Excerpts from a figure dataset

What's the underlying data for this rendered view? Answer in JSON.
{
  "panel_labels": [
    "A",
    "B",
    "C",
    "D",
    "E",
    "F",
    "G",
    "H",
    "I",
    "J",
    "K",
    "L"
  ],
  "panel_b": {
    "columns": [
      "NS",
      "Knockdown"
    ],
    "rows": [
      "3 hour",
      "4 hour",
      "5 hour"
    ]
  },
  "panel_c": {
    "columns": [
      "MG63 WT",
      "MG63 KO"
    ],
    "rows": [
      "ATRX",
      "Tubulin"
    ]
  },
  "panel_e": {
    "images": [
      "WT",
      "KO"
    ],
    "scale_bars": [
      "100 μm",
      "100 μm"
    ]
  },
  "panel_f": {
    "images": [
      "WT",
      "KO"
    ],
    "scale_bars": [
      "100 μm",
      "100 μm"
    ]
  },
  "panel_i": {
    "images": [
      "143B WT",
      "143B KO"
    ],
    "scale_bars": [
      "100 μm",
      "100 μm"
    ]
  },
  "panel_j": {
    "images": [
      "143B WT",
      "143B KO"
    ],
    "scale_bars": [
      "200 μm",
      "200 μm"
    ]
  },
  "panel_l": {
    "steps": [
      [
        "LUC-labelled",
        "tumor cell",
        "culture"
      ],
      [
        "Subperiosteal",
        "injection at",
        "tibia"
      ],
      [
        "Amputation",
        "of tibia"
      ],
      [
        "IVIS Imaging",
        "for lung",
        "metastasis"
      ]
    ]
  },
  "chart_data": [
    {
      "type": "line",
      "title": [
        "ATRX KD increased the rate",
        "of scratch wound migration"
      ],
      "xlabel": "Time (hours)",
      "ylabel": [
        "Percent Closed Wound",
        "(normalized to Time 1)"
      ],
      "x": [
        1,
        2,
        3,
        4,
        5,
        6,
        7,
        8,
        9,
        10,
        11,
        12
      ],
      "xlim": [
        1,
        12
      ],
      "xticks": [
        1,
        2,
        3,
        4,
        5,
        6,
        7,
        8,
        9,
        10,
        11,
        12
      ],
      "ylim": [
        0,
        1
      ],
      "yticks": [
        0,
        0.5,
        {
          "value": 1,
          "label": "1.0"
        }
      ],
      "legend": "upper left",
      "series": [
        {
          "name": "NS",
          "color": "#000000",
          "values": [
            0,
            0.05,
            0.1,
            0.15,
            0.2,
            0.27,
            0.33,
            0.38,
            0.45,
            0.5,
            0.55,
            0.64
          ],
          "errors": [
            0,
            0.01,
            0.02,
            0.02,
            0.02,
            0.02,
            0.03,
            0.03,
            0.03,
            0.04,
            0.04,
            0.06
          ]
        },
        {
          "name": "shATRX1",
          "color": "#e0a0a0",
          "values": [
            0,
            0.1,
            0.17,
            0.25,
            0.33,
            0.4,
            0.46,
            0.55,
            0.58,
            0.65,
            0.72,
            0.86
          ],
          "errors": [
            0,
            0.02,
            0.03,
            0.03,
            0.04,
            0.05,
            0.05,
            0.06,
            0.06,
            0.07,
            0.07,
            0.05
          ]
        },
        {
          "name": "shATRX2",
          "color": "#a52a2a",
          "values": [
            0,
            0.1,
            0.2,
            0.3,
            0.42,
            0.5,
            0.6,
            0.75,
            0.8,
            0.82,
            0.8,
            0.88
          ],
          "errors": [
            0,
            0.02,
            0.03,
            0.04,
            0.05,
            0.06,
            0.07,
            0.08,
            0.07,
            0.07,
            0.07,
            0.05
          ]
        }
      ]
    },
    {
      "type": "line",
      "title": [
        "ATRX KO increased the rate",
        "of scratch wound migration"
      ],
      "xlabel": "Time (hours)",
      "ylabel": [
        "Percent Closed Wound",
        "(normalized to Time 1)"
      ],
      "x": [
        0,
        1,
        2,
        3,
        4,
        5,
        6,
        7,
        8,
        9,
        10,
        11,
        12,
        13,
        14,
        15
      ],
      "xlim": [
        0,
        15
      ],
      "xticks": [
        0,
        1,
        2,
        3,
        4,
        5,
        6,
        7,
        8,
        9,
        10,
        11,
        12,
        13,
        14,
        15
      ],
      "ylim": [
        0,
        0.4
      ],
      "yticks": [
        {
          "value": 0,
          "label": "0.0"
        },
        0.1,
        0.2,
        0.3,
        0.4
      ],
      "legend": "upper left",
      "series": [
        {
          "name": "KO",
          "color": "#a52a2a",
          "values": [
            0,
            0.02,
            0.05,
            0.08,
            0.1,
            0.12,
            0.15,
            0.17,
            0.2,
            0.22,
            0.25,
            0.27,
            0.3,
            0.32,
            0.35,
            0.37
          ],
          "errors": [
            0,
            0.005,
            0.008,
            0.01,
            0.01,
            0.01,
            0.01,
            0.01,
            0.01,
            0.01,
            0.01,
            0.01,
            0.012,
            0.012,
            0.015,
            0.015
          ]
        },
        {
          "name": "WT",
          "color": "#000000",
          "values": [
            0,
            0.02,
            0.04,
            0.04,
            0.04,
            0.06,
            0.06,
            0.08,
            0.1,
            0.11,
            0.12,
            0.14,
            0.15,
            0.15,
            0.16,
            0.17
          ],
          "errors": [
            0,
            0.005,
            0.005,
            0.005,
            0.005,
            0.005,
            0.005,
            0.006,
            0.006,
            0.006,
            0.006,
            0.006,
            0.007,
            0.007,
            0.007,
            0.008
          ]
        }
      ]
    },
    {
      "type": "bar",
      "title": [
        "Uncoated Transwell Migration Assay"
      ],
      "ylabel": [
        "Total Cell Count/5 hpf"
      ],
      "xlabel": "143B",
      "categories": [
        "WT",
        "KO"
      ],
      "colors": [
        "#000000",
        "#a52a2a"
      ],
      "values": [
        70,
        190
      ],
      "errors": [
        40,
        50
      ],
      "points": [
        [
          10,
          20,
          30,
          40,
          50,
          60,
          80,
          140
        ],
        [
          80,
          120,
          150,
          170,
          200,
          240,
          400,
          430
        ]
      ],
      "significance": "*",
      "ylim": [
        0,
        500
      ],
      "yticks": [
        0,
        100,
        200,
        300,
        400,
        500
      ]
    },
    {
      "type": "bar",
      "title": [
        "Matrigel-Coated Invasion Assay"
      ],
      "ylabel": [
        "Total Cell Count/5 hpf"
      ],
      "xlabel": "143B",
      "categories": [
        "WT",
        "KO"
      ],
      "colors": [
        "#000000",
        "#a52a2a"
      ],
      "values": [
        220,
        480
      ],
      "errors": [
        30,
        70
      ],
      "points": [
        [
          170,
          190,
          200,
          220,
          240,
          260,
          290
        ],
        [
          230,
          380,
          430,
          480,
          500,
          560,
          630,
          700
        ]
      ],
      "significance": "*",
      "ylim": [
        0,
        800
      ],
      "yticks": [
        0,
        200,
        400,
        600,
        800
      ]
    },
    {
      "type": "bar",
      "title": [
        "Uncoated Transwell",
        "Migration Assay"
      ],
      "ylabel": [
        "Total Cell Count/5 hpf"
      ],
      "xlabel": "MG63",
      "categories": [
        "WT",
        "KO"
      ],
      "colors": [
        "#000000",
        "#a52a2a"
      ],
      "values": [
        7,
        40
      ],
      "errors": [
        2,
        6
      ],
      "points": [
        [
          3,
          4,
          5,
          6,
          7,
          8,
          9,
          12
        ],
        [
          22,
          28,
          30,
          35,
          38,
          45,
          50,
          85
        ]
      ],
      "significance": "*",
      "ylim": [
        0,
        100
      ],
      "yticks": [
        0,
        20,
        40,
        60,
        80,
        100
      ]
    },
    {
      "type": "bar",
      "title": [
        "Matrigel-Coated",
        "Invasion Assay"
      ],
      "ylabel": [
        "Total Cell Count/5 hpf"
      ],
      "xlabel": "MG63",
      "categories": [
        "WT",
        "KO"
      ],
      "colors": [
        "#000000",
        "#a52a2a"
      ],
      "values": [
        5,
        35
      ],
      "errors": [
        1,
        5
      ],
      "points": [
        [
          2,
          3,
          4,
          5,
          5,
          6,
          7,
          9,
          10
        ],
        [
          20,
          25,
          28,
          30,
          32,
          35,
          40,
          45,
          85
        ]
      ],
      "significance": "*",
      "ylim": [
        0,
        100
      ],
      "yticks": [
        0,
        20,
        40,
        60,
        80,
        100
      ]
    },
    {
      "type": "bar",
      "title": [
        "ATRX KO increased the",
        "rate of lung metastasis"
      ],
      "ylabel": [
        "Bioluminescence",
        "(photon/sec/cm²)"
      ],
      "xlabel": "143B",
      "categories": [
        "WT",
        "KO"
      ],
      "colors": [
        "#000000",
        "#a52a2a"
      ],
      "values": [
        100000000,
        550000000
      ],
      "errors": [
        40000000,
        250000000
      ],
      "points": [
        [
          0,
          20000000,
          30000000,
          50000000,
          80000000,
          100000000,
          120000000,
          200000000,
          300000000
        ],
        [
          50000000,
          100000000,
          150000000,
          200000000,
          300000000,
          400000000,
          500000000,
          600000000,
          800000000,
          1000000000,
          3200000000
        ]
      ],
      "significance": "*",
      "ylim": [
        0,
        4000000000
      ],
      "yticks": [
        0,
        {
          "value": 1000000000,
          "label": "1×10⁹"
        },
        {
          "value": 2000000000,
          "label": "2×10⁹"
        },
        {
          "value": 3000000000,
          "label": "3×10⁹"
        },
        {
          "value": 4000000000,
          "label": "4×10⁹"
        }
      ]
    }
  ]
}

* [Exercise]: Go over the data above and copy every line that has the word "name" in it.

* [Problem solution]:
          "name": "NS",
          "name": "shATRX1",
          "name": "shATRX2",
          "name": "KO",
          "name": "WT",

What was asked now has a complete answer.